What you need to do: Copy every line that contains the string "Check" from the entries below.

Data for the task:
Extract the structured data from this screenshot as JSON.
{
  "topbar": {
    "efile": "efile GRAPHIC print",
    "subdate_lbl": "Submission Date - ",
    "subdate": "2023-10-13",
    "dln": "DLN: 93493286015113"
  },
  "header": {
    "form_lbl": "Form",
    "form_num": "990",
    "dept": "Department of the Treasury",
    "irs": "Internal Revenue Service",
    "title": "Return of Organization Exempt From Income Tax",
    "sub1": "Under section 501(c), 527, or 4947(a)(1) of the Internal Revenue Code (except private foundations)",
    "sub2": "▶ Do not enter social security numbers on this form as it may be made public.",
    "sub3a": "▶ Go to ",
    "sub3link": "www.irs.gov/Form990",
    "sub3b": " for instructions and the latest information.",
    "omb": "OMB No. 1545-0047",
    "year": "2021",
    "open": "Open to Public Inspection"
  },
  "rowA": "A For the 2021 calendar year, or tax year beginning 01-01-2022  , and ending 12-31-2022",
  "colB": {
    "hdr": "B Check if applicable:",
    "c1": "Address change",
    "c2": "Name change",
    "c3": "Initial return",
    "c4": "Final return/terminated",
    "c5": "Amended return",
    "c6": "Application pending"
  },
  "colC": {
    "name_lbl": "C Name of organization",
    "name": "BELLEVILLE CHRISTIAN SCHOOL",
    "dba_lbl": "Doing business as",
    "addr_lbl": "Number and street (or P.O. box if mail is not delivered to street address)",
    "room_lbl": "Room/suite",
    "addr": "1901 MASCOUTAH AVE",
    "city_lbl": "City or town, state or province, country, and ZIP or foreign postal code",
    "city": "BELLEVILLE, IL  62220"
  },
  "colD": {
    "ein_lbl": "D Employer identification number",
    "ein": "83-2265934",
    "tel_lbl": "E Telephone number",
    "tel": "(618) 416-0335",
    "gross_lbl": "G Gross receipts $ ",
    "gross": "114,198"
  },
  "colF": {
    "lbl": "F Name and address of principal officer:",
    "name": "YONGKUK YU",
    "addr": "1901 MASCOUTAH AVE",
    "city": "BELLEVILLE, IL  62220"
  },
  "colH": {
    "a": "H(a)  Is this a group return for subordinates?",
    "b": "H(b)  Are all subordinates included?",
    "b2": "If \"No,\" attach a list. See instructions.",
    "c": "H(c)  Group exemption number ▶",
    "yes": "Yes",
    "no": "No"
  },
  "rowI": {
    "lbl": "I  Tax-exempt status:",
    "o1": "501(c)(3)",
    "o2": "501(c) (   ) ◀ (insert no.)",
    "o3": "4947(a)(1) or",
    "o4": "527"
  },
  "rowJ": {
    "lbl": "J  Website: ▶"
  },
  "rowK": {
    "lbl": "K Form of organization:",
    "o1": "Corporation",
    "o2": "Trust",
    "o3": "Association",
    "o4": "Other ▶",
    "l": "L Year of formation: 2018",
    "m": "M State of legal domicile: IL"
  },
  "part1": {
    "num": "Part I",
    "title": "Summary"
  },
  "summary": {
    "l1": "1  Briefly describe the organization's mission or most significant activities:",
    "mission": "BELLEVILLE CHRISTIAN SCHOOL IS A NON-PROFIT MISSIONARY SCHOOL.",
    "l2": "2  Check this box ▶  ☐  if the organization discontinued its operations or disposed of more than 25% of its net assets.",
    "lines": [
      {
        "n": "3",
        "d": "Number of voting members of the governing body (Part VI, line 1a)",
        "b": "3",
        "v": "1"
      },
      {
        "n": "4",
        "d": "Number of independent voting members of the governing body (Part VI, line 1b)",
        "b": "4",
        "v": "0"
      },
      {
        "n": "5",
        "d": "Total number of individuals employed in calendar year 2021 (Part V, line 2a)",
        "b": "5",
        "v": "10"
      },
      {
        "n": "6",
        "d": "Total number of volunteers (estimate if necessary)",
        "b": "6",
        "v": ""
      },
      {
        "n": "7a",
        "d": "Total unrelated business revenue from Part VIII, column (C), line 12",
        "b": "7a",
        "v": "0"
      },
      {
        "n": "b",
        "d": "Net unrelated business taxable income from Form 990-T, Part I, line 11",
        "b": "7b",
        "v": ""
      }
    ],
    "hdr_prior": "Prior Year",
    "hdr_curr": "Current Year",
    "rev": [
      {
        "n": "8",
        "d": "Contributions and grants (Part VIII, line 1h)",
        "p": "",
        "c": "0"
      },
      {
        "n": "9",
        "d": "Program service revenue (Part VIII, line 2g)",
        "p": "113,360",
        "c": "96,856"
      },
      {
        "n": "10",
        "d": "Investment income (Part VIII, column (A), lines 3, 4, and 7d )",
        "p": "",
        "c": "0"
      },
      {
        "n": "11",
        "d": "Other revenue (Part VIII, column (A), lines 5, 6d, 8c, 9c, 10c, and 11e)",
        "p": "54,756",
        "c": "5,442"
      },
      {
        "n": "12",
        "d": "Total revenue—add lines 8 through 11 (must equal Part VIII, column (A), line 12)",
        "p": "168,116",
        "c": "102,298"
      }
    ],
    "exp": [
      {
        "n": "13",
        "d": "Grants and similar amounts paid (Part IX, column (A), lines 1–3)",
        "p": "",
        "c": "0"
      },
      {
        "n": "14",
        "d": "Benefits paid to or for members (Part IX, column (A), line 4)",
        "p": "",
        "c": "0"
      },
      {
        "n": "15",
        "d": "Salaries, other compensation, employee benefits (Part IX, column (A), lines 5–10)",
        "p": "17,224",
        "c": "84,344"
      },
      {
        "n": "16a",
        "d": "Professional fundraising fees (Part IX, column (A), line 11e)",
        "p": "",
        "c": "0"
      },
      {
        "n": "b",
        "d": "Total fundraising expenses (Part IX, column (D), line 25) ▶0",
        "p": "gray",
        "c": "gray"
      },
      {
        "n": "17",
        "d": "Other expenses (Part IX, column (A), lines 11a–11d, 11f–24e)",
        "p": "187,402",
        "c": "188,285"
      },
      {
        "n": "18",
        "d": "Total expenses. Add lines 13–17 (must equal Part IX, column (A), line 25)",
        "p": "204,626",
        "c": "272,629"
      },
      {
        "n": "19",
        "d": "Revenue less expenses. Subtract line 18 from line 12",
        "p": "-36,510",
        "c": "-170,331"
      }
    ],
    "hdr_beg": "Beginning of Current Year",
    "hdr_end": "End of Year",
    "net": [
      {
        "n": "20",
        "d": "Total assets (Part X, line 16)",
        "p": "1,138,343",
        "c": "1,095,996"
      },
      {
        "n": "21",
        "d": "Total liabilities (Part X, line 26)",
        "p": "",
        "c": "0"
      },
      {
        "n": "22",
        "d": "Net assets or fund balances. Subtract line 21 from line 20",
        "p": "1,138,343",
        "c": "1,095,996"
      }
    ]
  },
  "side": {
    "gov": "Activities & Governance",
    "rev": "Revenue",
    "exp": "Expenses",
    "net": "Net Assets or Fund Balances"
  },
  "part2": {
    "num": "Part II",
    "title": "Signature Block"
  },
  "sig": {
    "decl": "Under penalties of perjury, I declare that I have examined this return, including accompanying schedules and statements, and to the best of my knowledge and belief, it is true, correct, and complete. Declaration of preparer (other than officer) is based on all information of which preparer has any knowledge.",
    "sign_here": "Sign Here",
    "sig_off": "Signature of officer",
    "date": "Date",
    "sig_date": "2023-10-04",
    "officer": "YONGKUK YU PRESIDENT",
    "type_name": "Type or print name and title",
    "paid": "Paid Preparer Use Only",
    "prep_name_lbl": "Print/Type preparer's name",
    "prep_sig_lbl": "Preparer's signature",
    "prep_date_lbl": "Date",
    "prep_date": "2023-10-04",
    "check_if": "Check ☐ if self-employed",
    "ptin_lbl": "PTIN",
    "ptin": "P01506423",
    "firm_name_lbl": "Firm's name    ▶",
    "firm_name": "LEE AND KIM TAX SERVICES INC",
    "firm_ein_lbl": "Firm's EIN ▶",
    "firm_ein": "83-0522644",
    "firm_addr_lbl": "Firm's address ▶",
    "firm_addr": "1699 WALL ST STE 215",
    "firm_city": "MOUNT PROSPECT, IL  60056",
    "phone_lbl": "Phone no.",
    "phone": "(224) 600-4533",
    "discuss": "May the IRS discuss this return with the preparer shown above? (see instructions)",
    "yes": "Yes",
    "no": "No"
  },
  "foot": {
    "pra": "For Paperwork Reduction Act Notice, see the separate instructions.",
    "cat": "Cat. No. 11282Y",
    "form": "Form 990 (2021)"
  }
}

Exercise answer:
    "hdr": "B Check if applicable:",
    "l2": "2  Check this box ▶  ☐  if the organization discontinued its operations or disposed of more than 25% of its net assets.",
    "check_if": "Check ☐ if self-employed",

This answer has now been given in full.